##### Entries provided

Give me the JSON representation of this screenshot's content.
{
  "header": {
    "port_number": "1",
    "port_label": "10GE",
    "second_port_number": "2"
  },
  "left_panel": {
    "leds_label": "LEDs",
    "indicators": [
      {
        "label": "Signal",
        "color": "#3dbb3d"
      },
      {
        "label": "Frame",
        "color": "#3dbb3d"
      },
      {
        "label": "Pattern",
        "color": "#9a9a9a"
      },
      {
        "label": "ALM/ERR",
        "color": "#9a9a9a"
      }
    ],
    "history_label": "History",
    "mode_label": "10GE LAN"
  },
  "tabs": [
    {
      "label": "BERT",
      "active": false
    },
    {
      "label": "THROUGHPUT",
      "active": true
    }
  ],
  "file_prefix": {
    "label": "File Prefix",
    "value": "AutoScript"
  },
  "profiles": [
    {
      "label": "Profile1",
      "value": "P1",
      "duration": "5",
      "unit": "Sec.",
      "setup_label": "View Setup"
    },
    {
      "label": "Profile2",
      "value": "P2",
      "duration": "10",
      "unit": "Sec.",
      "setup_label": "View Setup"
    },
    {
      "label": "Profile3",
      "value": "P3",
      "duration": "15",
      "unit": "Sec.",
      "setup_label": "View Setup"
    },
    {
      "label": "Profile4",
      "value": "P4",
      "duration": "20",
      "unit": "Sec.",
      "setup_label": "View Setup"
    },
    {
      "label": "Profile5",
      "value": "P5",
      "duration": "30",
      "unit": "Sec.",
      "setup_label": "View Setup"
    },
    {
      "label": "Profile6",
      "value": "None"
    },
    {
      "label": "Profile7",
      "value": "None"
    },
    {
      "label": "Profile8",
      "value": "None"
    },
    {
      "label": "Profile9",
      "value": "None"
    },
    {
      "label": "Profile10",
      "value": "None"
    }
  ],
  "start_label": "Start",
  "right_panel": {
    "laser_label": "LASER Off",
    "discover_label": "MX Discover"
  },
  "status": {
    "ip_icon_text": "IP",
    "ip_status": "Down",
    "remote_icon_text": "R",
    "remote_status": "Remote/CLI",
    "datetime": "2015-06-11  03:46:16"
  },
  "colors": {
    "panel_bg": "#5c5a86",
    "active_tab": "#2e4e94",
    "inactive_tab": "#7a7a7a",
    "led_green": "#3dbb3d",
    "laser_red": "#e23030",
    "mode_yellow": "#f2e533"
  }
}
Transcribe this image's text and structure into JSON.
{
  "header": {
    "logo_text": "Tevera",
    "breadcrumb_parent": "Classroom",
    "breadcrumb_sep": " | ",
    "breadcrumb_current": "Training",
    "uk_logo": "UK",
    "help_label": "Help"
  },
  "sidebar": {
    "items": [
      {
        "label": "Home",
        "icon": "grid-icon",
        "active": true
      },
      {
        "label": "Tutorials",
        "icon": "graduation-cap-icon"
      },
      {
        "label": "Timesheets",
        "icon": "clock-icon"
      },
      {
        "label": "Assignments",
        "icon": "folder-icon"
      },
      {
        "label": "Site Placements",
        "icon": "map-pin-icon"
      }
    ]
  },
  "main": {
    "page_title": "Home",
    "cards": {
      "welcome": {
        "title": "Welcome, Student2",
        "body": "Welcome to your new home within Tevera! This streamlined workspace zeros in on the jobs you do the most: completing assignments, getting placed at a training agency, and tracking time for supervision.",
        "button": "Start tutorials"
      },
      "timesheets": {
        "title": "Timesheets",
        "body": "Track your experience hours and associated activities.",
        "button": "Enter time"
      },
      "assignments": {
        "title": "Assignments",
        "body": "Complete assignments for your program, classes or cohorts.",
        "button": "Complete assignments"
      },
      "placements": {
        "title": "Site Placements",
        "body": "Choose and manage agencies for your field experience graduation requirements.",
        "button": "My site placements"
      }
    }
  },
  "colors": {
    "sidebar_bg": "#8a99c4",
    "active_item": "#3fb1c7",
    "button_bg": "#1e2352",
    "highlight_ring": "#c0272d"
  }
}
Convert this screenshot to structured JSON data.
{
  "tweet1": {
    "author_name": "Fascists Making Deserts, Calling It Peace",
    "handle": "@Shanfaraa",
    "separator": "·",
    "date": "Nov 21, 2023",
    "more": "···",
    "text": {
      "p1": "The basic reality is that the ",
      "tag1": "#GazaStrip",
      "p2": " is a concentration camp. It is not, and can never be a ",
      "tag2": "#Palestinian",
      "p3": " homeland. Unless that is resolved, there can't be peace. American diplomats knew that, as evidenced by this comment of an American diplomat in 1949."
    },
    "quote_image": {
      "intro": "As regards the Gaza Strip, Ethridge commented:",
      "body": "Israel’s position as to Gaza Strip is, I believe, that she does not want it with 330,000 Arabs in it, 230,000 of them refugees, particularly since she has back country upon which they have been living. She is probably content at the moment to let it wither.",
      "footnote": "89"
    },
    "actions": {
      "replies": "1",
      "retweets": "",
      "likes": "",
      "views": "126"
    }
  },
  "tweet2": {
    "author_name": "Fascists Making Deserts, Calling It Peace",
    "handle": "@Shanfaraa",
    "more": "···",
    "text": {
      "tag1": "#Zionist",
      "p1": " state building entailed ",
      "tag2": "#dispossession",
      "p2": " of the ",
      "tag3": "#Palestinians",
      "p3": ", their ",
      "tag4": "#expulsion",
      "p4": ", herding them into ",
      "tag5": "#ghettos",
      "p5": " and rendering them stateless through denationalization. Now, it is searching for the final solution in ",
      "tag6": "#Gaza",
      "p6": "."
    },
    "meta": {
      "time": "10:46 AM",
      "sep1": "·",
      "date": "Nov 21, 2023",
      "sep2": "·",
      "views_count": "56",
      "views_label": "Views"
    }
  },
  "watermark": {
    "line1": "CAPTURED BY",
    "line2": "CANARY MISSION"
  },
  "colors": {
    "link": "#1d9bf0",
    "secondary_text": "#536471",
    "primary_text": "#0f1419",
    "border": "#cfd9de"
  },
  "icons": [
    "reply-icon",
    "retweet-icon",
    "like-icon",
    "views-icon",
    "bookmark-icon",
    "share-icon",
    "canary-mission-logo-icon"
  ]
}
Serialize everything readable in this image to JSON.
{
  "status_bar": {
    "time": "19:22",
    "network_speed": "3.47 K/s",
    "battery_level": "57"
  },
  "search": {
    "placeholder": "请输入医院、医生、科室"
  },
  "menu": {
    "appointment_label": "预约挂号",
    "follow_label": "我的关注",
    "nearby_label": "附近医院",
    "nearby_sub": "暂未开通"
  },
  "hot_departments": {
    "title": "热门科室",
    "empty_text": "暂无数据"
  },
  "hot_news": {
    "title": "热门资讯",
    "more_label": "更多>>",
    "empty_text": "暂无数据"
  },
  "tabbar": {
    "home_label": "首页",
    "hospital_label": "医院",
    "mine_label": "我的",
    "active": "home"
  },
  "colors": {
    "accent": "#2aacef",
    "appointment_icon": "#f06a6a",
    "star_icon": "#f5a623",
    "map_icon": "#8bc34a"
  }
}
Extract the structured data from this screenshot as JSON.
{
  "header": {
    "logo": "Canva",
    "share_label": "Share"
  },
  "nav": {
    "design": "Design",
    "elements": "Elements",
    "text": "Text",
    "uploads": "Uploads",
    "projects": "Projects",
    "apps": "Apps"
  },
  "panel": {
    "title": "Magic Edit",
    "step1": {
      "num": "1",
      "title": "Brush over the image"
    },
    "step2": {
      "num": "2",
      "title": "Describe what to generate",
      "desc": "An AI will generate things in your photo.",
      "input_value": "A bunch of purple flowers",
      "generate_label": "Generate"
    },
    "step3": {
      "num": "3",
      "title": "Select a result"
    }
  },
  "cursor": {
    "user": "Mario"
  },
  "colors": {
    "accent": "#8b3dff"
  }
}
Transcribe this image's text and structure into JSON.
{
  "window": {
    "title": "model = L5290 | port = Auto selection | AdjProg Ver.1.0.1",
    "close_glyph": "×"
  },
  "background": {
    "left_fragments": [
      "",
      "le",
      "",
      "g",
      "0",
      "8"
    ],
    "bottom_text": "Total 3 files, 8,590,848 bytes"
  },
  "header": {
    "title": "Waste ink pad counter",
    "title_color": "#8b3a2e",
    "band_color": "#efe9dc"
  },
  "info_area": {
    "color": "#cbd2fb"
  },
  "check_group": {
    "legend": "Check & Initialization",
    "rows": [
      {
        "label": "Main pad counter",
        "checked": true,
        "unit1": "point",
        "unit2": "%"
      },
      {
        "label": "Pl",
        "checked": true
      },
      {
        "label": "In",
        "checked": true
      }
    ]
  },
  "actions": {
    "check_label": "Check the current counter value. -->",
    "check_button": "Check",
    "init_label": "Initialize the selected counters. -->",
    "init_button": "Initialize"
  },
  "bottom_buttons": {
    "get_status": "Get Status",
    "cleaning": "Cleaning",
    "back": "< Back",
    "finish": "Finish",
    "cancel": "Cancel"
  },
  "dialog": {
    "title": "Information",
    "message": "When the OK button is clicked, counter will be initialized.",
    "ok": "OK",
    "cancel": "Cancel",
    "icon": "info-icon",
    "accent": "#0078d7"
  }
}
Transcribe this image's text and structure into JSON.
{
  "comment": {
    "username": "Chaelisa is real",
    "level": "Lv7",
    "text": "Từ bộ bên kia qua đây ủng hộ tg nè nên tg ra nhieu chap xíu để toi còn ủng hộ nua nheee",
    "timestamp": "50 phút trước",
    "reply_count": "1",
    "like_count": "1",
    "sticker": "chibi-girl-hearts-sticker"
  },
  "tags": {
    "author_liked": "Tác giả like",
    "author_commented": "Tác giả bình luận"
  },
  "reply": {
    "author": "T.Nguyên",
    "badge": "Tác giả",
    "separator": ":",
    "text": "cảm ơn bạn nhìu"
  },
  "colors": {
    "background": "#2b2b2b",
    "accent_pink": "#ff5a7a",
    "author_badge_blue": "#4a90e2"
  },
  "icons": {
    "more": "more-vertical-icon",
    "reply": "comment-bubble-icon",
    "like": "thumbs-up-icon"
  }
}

##########

Given instruction — For this exercise, gather every line of the data that contains the word "Complete".

The solution —
        "body": "Complete assignments for your program, classes or cohorts.",
        "button": "Complete assignments"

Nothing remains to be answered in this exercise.